** START OF INPUT DATA **

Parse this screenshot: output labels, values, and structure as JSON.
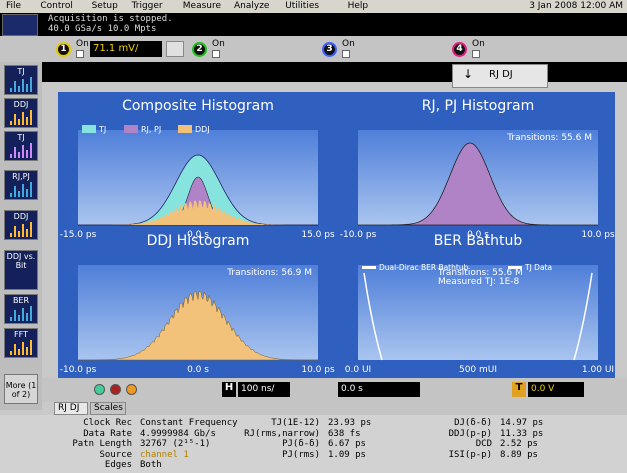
{
  "menu": [
    "File",
    "Control",
    "Setup",
    "Trigger",
    "Measure",
    "Analyze",
    "Utilities",
    "Help"
  ],
  "date": "3 Jan 2008 12:00 AM",
  "status": [
    "Acquisition is stopped.",
    "40.0 GSa/s  10.0 Mpts"
  ],
  "channels": [
    {
      "number": "1",
      "label": "On",
      "scale": "71.1 mV/"
    },
    {
      "number": "2",
      "label": "On"
    },
    {
      "number": "3",
      "label": "On"
    },
    {
      "number": "4",
      "label": "On"
    }
  ],
  "active_tab": "RJ DJ",
  "sidebar": [
    "TJ",
    "DDJ",
    "TJ",
    "RJ,PJ",
    "DDJ",
    "DDJ vs. Bit",
    "BER",
    "FFT",
    "More (1 of 2)"
  ],
  "plots": [
    {
      "title": "Composite Histogram",
      "legend": [
        "TJ",
        "RJ, PJ",
        "DDJ"
      ],
      "xticks": [
        "-15.0 ps",
        "0.0 s",
        "15.0 ps"
      ]
    },
    {
      "title": "RJ, PJ Histogram",
      "annotation": [
        "Transitions: 55.6 M"
      ],
      "xticks": [
        "-10.0 ps",
        "0.0 s",
        "10.0 ps"
      ]
    },
    {
      "title": "DDJ Histogram",
      "annotation": [
        "Transitions: 56.9 M"
      ],
      "xticks": [
        "-10.0 ps",
        "0.0 s",
        "10.0 ps"
      ]
    },
    {
      "title": "BER Bathtub",
      "legend": [
        "Dual-Dirac BER Bathtub",
        "TJ Data"
      ],
      "annotation": [
        "Transitions: 55.6 M",
        "Measured TJ: 1E-8"
      ],
      "xticks": [
        "0.0 UI",
        "500 mUI",
        "1.00 UI"
      ]
    }
  ],
  "controls": {
    "h": "H",
    "horizontal": "100 ns/",
    "position": "0.0 s",
    "t": "T",
    "trigger": "0.0 V"
  },
  "tabs": [
    "RJ DJ",
    "Scales"
  ],
  "measurements": [
    [
      "Clock Rec",
      "Constant Frequency",
      "TJ(1E-12)",
      "23.93 ps",
      "DJ(δ-δ)",
      "14.97 ps"
    ],
    [
      "Data Rate",
      "4.9999984 Gb/s",
      "RJ(rms,narrow)",
      "638 fs",
      "DDJ(p-p)",
      "11.33 ps"
    ],
    [
      "Patn Length",
      "32767 (2¹⁵-1)",
      "PJ(δ-δ)",
      "6.67 ps",
      "DCD",
      "2.52 ps"
    ],
    [
      "Source",
      "channel 1",
      "PJ(rms)",
      "1.09 ps",
      "ISI(p-p)",
      "8.89 ps"
    ],
    [
      "Edges",
      "Both"
    ]
  ]
}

** END OF INPUT DATA **

INSTRUCTION ▸ Without the pictures, transcribe the listing above exactly.

REPLY ▸
Parse this screenshot: output labels, values, and structure as JSON.
{
  "menu": [
    "File",
    "Control",
    "Setup",
    "Trigger",
    "Measure",
    "Analyze",
    "Utilities",
    "Help"
  ],
  "date": "3 Jan 2008 12:00 AM",
  "status": [
    "Acquisition is stopped.",
    "40.0 GSa/s  10.0 Mpts"
  ],
  "channels": [
    {
      "number": "1",
      "label": "On",
      "scale": "71.1 mV/"
    },
    {
      "number": "2",
      "label": "On"
    },
    {
      "number": "3",
      "label": "On"
    },
    {
      "number": "4",
      "label": "On"
    }
  ],
  "active_tab": "RJ DJ",
  "sidebar": [
    "TJ",
    "DDJ",
    "TJ",
    "RJ,PJ",
    "DDJ",
    "DDJ vs. Bit",
    "BER",
    "FFT",
    "More (1 of 2)"
  ],
  "plots": [
    {
      "title": "Composite Histogram",
      "legend": [
        "TJ",
        "RJ, PJ",
        "DDJ"
      ],
      "xticks": [
        "-15.0 ps",
        "0.0 s",
        "15.0 ps"
      ]
    },
    {
      "title": "RJ, PJ Histogram",
      "annotation": [
        "Transitions: 55.6 M"
      ],
      "xticks": [
        "-10.0 ps",
        "0.0 s",
        "10.0 ps"
      ]
    },
    {
      "title": "DDJ Histogram",
      "annotation": [
        "Transitions: 56.9 M"
      ],
      "xticks": [
        "-10.0 ps",
        "0.0 s",
        "10.0 ps"
      ]
    },
    {
      "title": "BER Bathtub",
      "legend": [
        "Dual-Dirac BER Bathtub",
        "TJ Data"
      ],
      "annotation": [
        "Transitions: 55.6 M",
        "Measured TJ: 1E-8"
      ],
      "xticks": [
        "0.0 UI",
        "500 mUI",
        "1.00 UI"
      ]
    }
  ],
  "controls": {
    "h": "H",
    "horizontal": "100 ns/",
    "position": "0.0 s",
    "t": "T",
    "trigger": "0.0 V"
  },
  "tabs": [
    "RJ DJ",
    "Scales"
  ],
  "measurements": [
    [
      "Clock Rec",
      "Constant Frequency",
      "TJ(1E-12)",
      "23.93 ps",
      "DJ(δ-δ)",
      "14.97 ps"
    ],
    [
      "Data Rate",
      "4.9999984 Gb/s",
      "RJ(rms,narrow)",
      "638 fs",
      "DDJ(p-p)",
      "11.33 ps"
    ],
    [
      "Patn Length",
      "32767 (2¹⁵-1)",
      "PJ(δ-δ)",
      "6.67 ps",
      "DCD",
      "2.52 ps"
    ],
    [
      "Source",
      "channel 1",
      "PJ(rms)",
      "1.09 ps",
      "ISI(p-p)",
      "8.89 ps"
    ],
    [
      "Edges",
      "Both"
    ]
  ]
}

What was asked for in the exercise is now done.